• _Problem to work on_
What is the number of lines containing the word "Определение"? Give that number alone.

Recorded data
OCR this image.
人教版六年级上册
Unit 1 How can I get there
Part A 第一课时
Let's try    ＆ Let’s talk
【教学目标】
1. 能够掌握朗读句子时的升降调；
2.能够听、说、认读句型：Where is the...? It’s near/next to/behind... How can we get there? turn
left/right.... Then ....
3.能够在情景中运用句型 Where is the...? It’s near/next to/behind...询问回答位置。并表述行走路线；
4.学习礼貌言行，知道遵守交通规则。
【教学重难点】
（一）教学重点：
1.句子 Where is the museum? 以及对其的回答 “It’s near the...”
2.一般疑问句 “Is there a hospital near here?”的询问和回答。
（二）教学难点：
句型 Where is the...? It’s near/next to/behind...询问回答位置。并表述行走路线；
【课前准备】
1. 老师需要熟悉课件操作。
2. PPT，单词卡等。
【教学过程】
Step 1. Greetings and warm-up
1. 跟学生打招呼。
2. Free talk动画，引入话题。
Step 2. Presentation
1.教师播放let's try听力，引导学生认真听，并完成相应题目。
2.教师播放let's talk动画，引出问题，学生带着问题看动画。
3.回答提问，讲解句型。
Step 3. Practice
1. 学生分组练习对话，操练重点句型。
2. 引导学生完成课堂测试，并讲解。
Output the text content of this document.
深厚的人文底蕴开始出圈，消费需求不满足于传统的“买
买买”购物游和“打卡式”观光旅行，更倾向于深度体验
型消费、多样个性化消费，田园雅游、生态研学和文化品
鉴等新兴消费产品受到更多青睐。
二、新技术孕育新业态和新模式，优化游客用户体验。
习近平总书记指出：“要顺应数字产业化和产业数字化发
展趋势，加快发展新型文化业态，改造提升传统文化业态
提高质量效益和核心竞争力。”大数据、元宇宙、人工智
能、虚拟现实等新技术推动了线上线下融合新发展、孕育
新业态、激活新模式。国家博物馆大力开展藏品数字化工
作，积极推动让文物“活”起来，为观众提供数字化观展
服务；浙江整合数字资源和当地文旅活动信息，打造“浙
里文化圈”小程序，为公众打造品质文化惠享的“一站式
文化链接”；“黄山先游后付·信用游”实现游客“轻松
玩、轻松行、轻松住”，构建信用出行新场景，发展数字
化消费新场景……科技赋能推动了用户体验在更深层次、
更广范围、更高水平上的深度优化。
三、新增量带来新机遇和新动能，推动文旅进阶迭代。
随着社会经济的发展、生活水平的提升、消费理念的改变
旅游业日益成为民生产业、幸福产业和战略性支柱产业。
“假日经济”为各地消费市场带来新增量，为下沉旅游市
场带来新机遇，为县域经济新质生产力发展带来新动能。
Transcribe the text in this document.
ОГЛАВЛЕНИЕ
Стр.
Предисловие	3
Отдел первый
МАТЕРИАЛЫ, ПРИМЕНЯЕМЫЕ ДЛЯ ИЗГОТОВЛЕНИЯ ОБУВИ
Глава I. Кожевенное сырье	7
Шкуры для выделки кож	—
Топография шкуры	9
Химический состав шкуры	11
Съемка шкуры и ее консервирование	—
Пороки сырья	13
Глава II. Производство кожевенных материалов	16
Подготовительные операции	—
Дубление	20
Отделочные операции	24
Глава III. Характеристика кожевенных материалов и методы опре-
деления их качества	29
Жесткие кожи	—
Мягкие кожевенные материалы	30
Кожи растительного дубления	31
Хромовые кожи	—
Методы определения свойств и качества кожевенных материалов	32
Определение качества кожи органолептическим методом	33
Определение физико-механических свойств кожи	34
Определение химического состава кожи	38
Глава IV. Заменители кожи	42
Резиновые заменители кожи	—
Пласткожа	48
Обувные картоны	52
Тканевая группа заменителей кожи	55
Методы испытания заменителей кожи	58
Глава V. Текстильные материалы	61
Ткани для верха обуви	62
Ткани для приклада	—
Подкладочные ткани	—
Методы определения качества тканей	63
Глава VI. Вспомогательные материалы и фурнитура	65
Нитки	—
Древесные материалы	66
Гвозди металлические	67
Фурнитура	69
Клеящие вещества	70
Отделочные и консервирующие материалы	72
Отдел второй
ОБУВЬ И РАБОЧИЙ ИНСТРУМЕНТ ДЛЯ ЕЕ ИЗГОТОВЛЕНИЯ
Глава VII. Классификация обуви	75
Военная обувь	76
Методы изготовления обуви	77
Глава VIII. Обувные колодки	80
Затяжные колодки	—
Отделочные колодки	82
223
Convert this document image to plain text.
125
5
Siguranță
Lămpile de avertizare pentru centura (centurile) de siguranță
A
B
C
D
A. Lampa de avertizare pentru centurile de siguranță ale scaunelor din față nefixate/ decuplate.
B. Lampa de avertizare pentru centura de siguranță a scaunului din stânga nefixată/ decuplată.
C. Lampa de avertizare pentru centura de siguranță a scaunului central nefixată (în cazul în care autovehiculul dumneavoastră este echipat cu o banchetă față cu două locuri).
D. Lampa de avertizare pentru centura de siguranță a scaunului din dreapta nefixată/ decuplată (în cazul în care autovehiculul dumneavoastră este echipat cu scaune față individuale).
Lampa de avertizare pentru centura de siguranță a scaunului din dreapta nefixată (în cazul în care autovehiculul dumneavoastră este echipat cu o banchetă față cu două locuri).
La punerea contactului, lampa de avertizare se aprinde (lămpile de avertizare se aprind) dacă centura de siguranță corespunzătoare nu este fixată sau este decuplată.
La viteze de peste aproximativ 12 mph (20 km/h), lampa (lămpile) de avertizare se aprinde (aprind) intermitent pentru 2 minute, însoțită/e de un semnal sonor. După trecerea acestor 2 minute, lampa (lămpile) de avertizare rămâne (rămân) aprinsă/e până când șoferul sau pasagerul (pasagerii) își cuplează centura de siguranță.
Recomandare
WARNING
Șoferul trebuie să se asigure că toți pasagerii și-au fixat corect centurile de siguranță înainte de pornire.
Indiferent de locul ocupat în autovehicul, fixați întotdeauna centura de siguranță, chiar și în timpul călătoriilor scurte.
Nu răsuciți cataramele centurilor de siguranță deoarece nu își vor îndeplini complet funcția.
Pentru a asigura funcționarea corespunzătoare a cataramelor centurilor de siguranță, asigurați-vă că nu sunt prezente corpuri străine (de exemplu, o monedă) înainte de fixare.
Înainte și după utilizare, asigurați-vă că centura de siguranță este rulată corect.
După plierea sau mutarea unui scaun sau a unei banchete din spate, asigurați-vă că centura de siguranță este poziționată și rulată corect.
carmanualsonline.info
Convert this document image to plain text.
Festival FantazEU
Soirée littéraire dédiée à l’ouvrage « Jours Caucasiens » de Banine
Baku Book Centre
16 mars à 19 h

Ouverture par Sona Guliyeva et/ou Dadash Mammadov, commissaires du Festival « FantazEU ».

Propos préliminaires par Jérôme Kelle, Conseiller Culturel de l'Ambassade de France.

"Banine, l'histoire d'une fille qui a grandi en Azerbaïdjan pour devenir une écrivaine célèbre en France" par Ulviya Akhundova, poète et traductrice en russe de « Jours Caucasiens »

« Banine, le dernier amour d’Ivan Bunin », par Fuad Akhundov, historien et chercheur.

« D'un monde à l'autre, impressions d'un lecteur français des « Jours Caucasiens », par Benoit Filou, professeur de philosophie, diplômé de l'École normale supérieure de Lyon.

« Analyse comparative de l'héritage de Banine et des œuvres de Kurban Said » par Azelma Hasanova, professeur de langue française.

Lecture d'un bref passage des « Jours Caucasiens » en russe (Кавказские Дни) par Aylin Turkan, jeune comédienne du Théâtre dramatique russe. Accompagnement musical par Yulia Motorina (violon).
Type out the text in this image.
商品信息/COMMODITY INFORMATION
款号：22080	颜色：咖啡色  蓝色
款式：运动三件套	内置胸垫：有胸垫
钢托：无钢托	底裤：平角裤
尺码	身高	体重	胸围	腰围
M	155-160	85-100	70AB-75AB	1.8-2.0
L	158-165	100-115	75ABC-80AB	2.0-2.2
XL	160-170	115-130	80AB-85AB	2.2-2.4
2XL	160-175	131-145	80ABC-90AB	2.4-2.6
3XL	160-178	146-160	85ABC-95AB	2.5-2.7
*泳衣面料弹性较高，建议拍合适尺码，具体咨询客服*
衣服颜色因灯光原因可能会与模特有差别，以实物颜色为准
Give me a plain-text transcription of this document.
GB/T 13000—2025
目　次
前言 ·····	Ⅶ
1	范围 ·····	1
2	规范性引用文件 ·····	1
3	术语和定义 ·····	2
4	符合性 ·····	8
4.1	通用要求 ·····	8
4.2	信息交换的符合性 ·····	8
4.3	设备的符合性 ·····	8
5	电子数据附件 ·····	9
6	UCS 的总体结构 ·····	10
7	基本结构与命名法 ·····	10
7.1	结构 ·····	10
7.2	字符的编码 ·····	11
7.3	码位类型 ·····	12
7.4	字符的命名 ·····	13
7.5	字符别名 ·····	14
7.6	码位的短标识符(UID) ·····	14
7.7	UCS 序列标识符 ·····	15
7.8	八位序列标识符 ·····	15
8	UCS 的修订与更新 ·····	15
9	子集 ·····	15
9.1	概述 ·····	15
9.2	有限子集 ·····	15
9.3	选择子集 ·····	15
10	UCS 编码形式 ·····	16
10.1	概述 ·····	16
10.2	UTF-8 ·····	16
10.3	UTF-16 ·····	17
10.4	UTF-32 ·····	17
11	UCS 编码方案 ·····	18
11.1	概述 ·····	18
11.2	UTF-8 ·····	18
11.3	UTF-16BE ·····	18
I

• _Answer below_
3